─── Dataset records
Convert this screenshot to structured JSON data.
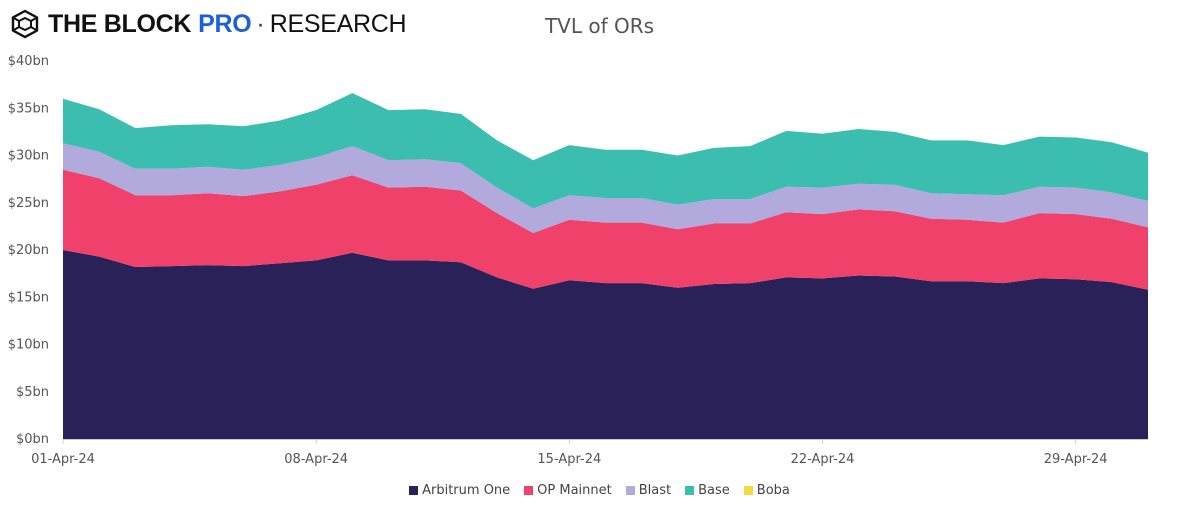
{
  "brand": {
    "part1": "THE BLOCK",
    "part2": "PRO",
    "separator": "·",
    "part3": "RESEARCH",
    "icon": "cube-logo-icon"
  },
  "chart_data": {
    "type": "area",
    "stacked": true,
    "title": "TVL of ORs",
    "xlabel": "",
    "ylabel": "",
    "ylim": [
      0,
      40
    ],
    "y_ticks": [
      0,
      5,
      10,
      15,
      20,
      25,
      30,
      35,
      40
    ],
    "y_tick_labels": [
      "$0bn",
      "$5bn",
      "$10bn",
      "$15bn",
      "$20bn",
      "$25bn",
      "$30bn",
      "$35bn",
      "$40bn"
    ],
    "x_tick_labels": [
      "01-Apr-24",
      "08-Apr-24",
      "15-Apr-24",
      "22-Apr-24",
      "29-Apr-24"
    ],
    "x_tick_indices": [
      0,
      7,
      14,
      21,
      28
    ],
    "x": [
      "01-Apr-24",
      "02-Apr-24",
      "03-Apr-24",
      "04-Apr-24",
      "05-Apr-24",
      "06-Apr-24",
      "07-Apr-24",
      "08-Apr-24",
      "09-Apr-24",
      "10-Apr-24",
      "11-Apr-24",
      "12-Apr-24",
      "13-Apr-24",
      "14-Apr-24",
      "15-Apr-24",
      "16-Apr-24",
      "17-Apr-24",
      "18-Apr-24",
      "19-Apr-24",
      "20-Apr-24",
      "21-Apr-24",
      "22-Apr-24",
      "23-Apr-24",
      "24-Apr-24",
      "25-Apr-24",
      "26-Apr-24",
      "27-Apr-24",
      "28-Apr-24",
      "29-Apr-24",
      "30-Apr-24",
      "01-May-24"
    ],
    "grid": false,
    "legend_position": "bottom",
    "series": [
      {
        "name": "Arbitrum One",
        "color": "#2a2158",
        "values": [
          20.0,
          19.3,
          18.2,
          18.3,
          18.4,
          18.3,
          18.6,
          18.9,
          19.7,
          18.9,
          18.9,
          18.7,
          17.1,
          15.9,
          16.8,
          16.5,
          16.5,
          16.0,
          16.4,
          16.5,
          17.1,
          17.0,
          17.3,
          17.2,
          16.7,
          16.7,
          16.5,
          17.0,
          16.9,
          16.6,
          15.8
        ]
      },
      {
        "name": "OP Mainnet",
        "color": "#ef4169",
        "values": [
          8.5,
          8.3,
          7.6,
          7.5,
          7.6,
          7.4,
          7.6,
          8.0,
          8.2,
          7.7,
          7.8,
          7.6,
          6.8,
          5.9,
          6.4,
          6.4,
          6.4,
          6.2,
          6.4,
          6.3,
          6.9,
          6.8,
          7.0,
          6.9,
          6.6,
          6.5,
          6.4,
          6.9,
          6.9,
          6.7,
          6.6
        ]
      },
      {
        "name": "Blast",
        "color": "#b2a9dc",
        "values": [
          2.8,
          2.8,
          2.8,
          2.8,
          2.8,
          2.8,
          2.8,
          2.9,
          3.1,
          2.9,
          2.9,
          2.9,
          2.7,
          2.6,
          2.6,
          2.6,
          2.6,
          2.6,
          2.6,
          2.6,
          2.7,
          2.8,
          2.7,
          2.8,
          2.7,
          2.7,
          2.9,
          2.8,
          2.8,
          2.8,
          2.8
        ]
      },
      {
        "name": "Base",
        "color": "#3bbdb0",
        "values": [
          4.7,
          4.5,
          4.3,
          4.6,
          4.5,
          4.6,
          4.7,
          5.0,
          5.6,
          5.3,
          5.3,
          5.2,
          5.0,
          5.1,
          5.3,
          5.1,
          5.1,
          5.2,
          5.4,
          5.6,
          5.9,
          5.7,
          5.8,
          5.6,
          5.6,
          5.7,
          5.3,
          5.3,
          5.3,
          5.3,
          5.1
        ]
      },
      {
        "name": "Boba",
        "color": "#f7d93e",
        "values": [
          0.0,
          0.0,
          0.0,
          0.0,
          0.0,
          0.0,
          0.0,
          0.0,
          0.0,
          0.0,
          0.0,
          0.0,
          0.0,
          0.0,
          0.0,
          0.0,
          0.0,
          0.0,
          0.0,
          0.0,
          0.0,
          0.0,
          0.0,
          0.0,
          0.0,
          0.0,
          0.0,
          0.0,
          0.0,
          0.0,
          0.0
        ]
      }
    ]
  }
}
──────
Problem statement:
Each record above must be returned exactly as written, with its pictures omitted.

Solution below:
Convert this screenshot to structured JSON data.
{
  "brand": {
    "part1": "THE BLOCK",
    "part2": "PRO",
    "separator": "·",
    "part3": "RESEARCH",
    "icon": "cube-logo-icon"
  },
  "chart_data": {
    "type": "area",
    "stacked": true,
    "title": "TVL of ORs",
    "xlabel": "",
    "ylabel": "",
    "ylim": [
      0,
      40
    ],
    "y_ticks": [
      0,
      5,
      10,
      15,
      20,
      25,
      30,
      35,
      40
    ],
    "y_tick_labels": [
      "$0bn",
      "$5bn",
      "$10bn",
      "$15bn",
      "$20bn",
      "$25bn",
      "$30bn",
      "$35bn",
      "$40bn"
    ],
    "x_tick_labels": [
      "01-Apr-24",
      "08-Apr-24",
      "15-Apr-24",
      "22-Apr-24",
      "29-Apr-24"
    ],
    "x_tick_indices": [
      0,
      7,
      14,
      21,
      28
    ],
    "x": [
      "01-Apr-24",
      "02-Apr-24",
      "03-Apr-24",
      "04-Apr-24",
      "05-Apr-24",
      "06-Apr-24",
      "07-Apr-24",
      "08-Apr-24",
      "09-Apr-24",
      "10-Apr-24",
      "11-Apr-24",
      "12-Apr-24",
      "13-Apr-24",
      "14-Apr-24",
      "15-Apr-24",
      "16-Apr-24",
      "17-Apr-24",
      "18-Apr-24",
      "19-Apr-24",
      "20-Apr-24",
      "21-Apr-24",
      "22-Apr-24",
      "23-Apr-24",
      "24-Apr-24",
      "25-Apr-24",
      "26-Apr-24",
      "27-Apr-24",
      "28-Apr-24",
      "29-Apr-24",
      "30-Apr-24",
      "01-May-24"
    ],
    "grid": false,
    "legend_position": "bottom",
    "series": [
      {
        "name": "Arbitrum One",
        "color": "#2a2158",
        "values": [
          20.0,
          19.3,
          18.2,
          18.3,
          18.4,
          18.3,
          18.6,
          18.9,
          19.7,
          18.9,
          18.9,
          18.7,
          17.1,
          15.9,
          16.8,
          16.5,
          16.5,
          16.0,
          16.4,
          16.5,
          17.1,
          17.0,
          17.3,
          17.2,
          16.7,
          16.7,
          16.5,
          17.0,
          16.9,
          16.6,
          15.8
        ]
      },
      {
        "name": "OP Mainnet",
        "color": "#ef4169",
        "values": [
          8.5,
          8.3,
          7.6,
          7.5,
          7.6,
          7.4,
          7.6,
          8.0,
          8.2,
          7.7,
          7.8,
          7.6,
          6.8,
          5.9,
          6.4,
          6.4,
          6.4,
          6.2,
          6.4,
          6.3,
          6.9,
          6.8,
          7.0,
          6.9,
          6.6,
          6.5,
          6.4,
          6.9,
          6.9,
          6.7,
          6.6
        ]
      },
      {
        "name": "Blast",
        "color": "#b2a9dc",
        "values": [
          2.8,
          2.8,
          2.8,
          2.8,
          2.8,
          2.8,
          2.8,
          2.9,
          3.1,
          2.9,
          2.9,
          2.9,
          2.7,
          2.6,
          2.6,
          2.6,
          2.6,
          2.6,
          2.6,
          2.6,
          2.7,
          2.8,
          2.7,
          2.8,
          2.7,
          2.7,
          2.9,
          2.8,
          2.8,
          2.8,
          2.8
        ]
      },
      {
        "name": "Base",
        "color": "#3bbdb0",
        "values": [
          4.7,
          4.5,
          4.3,
          4.6,
          4.5,
          4.6,
          4.7,
          5.0,
          5.6,
          5.3,
          5.3,
          5.2,
          5.0,
          5.1,
          5.3,
          5.1,
          5.1,
          5.2,
          5.4,
          5.6,
          5.9,
          5.7,
          5.8,
          5.6,
          5.6,
          5.7,
          5.3,
          5.3,
          5.3,
          5.3,
          5.1
        ]
      },
      {
        "name": "Boba",
        "color": "#f7d93e",
        "values": [
          0.0,
          0.0,
          0.0,
          0.0,
          0.0,
          0.0,
          0.0,
          0.0,
          0.0,
          0.0,
          0.0,
          0.0,
          0.0,
          0.0,
          0.0,
          0.0,
          0.0,
          0.0,
          0.0,
          0.0,
          0.0,
          0.0,
          0.0,
          0.0,
          0.0,
          0.0,
          0.0,
          0.0,
          0.0,
          0.0,
          0.0
        ]
      }
    ]
  }
}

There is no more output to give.